[Rows from a figure dataset]
---+---

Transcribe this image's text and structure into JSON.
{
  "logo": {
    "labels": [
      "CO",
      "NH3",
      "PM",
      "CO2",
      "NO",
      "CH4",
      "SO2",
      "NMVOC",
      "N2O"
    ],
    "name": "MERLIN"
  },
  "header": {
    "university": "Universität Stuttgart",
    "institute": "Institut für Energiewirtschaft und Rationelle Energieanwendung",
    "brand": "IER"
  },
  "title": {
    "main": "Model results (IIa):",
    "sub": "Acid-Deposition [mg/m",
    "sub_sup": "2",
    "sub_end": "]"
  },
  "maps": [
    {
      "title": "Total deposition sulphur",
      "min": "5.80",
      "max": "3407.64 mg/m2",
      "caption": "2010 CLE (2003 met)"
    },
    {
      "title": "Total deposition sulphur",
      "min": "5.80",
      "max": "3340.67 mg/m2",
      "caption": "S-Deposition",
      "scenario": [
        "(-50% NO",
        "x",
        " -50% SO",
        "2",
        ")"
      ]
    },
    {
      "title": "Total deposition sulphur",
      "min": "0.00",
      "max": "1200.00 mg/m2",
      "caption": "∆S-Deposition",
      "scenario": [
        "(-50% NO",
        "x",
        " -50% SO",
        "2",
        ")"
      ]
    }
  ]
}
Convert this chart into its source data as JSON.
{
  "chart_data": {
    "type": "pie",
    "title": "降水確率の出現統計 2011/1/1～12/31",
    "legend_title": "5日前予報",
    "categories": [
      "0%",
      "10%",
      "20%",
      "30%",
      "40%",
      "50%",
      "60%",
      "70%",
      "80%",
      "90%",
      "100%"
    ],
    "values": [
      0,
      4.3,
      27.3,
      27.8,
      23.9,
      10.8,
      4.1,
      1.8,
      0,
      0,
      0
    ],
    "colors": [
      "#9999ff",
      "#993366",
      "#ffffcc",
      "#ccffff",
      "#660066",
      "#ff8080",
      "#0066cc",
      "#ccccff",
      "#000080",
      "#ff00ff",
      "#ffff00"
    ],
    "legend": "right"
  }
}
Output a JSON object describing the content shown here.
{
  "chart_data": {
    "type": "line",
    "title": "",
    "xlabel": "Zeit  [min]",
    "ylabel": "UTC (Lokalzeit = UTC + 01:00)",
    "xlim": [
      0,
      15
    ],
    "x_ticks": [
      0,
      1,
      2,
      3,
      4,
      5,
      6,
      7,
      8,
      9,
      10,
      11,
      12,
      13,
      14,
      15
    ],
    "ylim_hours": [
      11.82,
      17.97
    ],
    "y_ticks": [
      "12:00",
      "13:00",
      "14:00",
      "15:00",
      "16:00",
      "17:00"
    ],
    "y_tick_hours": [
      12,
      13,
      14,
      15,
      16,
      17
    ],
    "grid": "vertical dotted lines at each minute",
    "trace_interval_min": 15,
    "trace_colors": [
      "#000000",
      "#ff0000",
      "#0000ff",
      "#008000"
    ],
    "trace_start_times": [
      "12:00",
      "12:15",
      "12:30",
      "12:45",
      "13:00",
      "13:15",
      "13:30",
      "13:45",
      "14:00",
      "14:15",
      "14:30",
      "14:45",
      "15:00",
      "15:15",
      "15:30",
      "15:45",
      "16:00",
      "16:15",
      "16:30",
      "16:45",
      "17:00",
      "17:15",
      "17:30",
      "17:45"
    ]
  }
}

---+---

● **Stated task**:
From the records above, please extract every line and repeat it exactly.

● **Solution to this task**:
Transcribe this image's text and structure into JSON.
{
  "logo": {
    "labels": [
      "CO",
      "NH3",
      "PM",
      "CO2",
      "NO",
      "CH4",
      "SO2",
      "NMVOC",
      "N2O"
    ],
    "name": "MERLIN"
  },
  "header": {
    "university": "Universität Stuttgart",
    "institute": "Institut für Energiewirtschaft und Rationelle Energieanwendung",
    "brand": "IER"
  },
  "title": {
    "main": "Model results (IIa):",
    "sub": "Acid-Deposition [mg/m",
    "sub_sup": "2",
    "sub_end": "]"
  },
  "maps": [
    {
      "title": "Total deposition sulphur",
      "min": "5.80",
      "max": "3407.64 mg/m2",
      "caption": "2010 CLE (2003 met)"
    },
    {
      "title": "Total deposition sulphur",
      "min": "5.80",
      "max": "3340.67 mg/m2",
      "caption": "S-Deposition",
      "scenario": [
        "(-50% NO",
        "x",
        " -50% SO",
        "2",
        ")"
      ]
    },
    {
      "title": "Total deposition sulphur",
      "min": "0.00",
      "max": "1200.00 mg/m2",
      "caption": "∆S-Deposition",
      "scenario": [
        "(-50% NO",
        "x",
        " -50% SO",
        "2",
        ")"
      ]
    }
  ]
}
Convert this chart into its source data as JSON.
{
  "chart_data": {
    "type": "pie",
    "title": "降水確率の出現統計 2011/1/1～12/31",
    "legend_title": "5日前予報",
    "categories": [
      "0%",
      "10%",
      "20%",
      "30%",
      "40%",
      "50%",
      "60%",
      "70%",
      "80%",
      "90%",
      "100%"
    ],
    "values": [
      0,
      4.3,
      27.3,
      27.8,
      23.9,
      10.8,
      4.1,
      1.8,
      0,
      0,
      0
    ],
    "colors": [
      "#9999ff",
      "#993366",
      "#ffffcc",
      "#ccffff",
      "#660066",
      "#ff8080",
      "#0066cc",
      "#ccccff",
      "#000080",
      "#ff00ff",
      "#ffff00"
    ],
    "legend": "right"
  }
}
Output a JSON object describing the content shown here.
{
  "chart_data": {
    "type": "line",
    "title": "",
    "xlabel": "Zeit  [min]",
    "ylabel": "UTC (Lokalzeit = UTC + 01:00)",
    "xlim": [
      0,
      15
    ],
    "x_ticks": [
      0,
      1,
      2,
      3,
      4,
      5,
      6,
      7,
      8,
      9,
      10,
      11,
      12,
      13,
      14,
      15
    ],
    "ylim_hours": [
      11.82,
      17.97
    ],
    "y_ticks": [
      "12:00",
      "13:00",
      "14:00",
      "15:00",
      "16:00",
      "17:00"
    ],
    "y_tick_hours": [
      12,
      13,
      14,
      15,
      16,
      17
    ],
    "grid": "vertical dotted lines at each minute",
    "trace_interval_min": 15,
    "trace_colors": [
      "#000000",
      "#ff0000",
      "#0000ff",
      "#008000"
    ],
    "trace_start_times": [
      "12:00",
      "12:15",
      "12:30",
      "12:45",
      "13:00",
      "13:15",
      "13:30",
      "13:45",
      "14:00",
      "14:15",
      "14:30",
      "14:45",
      "15:00",
      "15:15",
      "15:30",
      "15:45",
      "16:00",
      "16:15",
      "16:30",
      "16:45",
      "17:00",
      "17:15",
      "17:30",
      "17:45"
    ]
  }
}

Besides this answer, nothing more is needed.